▶ [To be done] Copy every line of the records below word for word, leaving out the pictures.

═══ Data for this task ═══

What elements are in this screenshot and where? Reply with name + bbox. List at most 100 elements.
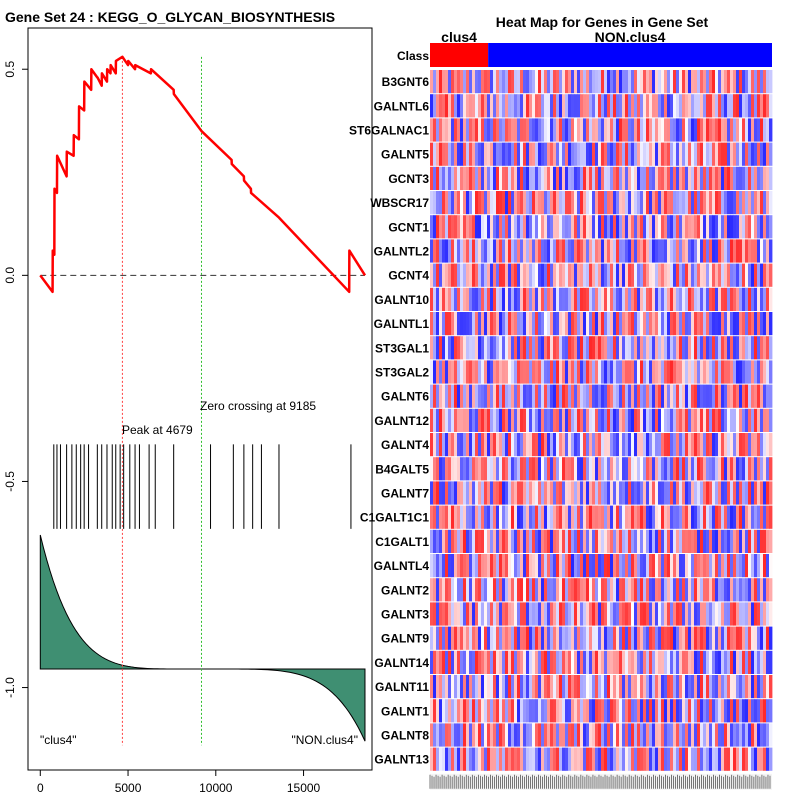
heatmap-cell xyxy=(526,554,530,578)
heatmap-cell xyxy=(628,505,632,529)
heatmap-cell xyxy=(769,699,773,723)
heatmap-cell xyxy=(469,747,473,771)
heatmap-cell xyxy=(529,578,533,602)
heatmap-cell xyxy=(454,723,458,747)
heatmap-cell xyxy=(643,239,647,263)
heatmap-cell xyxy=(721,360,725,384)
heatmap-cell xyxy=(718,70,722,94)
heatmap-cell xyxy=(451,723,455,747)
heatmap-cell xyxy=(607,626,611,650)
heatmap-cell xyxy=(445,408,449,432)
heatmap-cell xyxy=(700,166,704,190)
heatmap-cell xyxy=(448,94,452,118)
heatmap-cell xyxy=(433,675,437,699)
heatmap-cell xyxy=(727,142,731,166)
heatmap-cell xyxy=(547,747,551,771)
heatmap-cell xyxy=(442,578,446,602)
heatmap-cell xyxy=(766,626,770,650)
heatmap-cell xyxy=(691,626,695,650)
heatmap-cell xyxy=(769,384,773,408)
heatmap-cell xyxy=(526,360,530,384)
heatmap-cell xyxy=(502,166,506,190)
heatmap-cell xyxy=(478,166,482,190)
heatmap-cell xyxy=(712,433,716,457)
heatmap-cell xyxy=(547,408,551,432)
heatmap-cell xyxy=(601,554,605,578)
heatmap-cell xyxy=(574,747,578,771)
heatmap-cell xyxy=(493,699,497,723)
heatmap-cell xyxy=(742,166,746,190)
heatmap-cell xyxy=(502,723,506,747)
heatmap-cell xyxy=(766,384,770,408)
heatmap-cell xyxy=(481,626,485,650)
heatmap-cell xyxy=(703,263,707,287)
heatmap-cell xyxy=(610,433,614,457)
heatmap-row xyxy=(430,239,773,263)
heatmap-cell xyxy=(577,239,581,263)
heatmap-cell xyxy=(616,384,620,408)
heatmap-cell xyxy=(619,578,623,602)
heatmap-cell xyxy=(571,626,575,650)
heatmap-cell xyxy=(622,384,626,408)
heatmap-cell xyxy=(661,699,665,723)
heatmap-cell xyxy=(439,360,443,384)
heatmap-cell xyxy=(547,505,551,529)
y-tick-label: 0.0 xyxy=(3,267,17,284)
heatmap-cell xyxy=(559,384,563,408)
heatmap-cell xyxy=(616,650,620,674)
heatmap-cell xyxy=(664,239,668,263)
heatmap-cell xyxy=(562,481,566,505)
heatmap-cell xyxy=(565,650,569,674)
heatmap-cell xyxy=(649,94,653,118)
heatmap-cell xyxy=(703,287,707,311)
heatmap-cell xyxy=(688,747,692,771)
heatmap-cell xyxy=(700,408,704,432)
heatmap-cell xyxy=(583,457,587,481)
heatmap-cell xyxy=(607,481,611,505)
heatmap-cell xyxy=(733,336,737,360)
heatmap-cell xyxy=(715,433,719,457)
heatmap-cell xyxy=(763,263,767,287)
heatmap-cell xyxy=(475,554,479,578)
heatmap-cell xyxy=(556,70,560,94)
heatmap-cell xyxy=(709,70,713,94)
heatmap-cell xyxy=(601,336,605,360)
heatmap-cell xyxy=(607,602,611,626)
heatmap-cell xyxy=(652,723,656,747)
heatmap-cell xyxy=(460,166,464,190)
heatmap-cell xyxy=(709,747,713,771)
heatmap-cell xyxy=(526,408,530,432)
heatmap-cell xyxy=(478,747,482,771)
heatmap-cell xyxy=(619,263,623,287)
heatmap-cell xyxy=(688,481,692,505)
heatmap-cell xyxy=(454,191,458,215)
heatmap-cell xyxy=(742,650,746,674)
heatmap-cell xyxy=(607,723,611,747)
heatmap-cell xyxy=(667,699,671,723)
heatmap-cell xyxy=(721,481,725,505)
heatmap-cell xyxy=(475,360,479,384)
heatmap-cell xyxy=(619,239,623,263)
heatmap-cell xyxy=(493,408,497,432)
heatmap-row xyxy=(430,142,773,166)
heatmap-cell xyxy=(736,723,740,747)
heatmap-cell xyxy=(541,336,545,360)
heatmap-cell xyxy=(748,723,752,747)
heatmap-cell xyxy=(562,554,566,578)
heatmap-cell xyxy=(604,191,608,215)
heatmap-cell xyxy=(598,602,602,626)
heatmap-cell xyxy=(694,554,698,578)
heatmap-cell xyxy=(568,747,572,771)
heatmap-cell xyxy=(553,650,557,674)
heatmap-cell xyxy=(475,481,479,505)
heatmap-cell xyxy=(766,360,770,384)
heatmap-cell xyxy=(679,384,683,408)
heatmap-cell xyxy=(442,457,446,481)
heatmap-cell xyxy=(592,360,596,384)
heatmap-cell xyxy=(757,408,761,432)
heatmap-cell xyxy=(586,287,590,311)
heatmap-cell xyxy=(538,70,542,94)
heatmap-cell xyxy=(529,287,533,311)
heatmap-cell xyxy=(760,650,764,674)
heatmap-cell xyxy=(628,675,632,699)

═══

▶ [Exercise output]
What elements are in this screenshot and where? Reply with name + bbox. List at most 100 elements.
heatmap-cell xyxy=(526,554,530,578)
heatmap-cell xyxy=(628,505,632,529)
heatmap-cell xyxy=(769,699,773,723)
heatmap-cell xyxy=(469,747,473,771)
heatmap-cell xyxy=(529,578,533,602)
heatmap-cell xyxy=(454,723,458,747)
heatmap-cell xyxy=(643,239,647,263)
heatmap-cell xyxy=(721,360,725,384)
heatmap-cell xyxy=(718,70,722,94)
heatmap-cell xyxy=(451,723,455,747)
heatmap-cell xyxy=(607,626,611,650)
heatmap-cell xyxy=(445,408,449,432)
heatmap-cell xyxy=(700,166,704,190)
heatmap-cell xyxy=(448,94,452,118)
heatmap-cell xyxy=(433,675,437,699)
heatmap-cell xyxy=(727,142,731,166)
heatmap-cell xyxy=(547,747,551,771)
heatmap-cell xyxy=(442,578,446,602)
heatmap-cell xyxy=(766,626,770,650)
heatmap-cell xyxy=(691,626,695,650)
heatmap-cell xyxy=(769,384,773,408)
heatmap-cell xyxy=(526,360,530,384)
heatmap-cell xyxy=(502,166,506,190)
heatmap-cell xyxy=(478,166,482,190)
heatmap-cell xyxy=(712,433,716,457)
heatmap-cell xyxy=(547,408,551,432)
heatmap-cell xyxy=(601,554,605,578)
heatmap-cell xyxy=(574,747,578,771)
heatmap-cell xyxy=(493,699,497,723)
heatmap-cell xyxy=(742,166,746,190)
heatmap-cell xyxy=(502,723,506,747)
heatmap-cell xyxy=(766,384,770,408)
heatmap-cell xyxy=(481,626,485,650)
heatmap-cell xyxy=(703,263,707,287)
heatmap-cell xyxy=(610,433,614,457)
heatmap-row xyxy=(430,239,773,263)
heatmap-cell xyxy=(577,239,581,263)
heatmap-cell xyxy=(616,384,620,408)
heatmap-cell xyxy=(619,578,623,602)
heatmap-cell xyxy=(571,626,575,650)
heatmap-cell xyxy=(622,384,626,408)
heatmap-cell xyxy=(661,699,665,723)
heatmap-cell xyxy=(439,360,443,384)
heatmap-cell xyxy=(547,505,551,529)
y-tick-label: 0.0 xyxy=(3,267,17,284)
heatmap-cell xyxy=(559,384,563,408)
heatmap-cell xyxy=(616,650,620,674)
heatmap-cell xyxy=(664,239,668,263)
heatmap-cell xyxy=(562,481,566,505)
heatmap-cell xyxy=(565,650,569,674)
heatmap-cell xyxy=(649,94,653,118)
heatmap-cell xyxy=(703,287,707,311)
heatmap-cell xyxy=(688,747,692,771)
heatmap-cell xyxy=(700,408,704,432)
heatmap-cell xyxy=(583,457,587,481)
heatmap-cell xyxy=(607,481,611,505)
heatmap-cell xyxy=(733,336,737,360)
heatmap-cell xyxy=(715,433,719,457)
heatmap-cell xyxy=(763,263,767,287)
heatmap-cell xyxy=(475,554,479,578)
heatmap-cell xyxy=(556,70,560,94)
heatmap-cell xyxy=(709,70,713,94)
heatmap-cell xyxy=(601,336,605,360)
heatmap-cell xyxy=(607,602,611,626)
heatmap-cell xyxy=(652,723,656,747)
heatmap-cell xyxy=(460,166,464,190)
heatmap-cell xyxy=(709,747,713,771)
heatmap-cell xyxy=(526,408,530,432)
heatmap-cell xyxy=(478,747,482,771)
heatmap-cell xyxy=(619,263,623,287)
heatmap-cell xyxy=(688,481,692,505)
heatmap-cell xyxy=(454,191,458,215)
heatmap-cell xyxy=(742,650,746,674)
heatmap-cell xyxy=(607,723,611,747)
heatmap-cell xyxy=(667,699,671,723)
heatmap-cell xyxy=(721,481,725,505)
heatmap-cell xyxy=(475,360,479,384)
heatmap-cell xyxy=(619,239,623,263)
heatmap-cell xyxy=(493,408,497,432)
heatmap-row xyxy=(430,142,773,166)
heatmap-cell xyxy=(736,723,740,747)
heatmap-cell xyxy=(541,336,545,360)
heatmap-cell xyxy=(748,723,752,747)
heatmap-cell xyxy=(562,554,566,578)
heatmap-cell xyxy=(604,191,608,215)
heatmap-cell xyxy=(598,602,602,626)
heatmap-cell xyxy=(694,554,698,578)
heatmap-cell xyxy=(568,747,572,771)
heatmap-cell xyxy=(553,650,557,674)
heatmap-cell xyxy=(475,481,479,505)
heatmap-cell xyxy=(766,360,770,384)
heatmap-cell xyxy=(679,384,683,408)
heatmap-cell xyxy=(442,457,446,481)
heatmap-cell xyxy=(592,360,596,384)
heatmap-cell xyxy=(757,408,761,432)
heatmap-cell xyxy=(586,287,590,311)
heatmap-cell xyxy=(538,70,542,94)
heatmap-cell xyxy=(529,287,533,311)
heatmap-cell xyxy=(760,650,764,674)
heatmap-cell xyxy=(628,675,632,699)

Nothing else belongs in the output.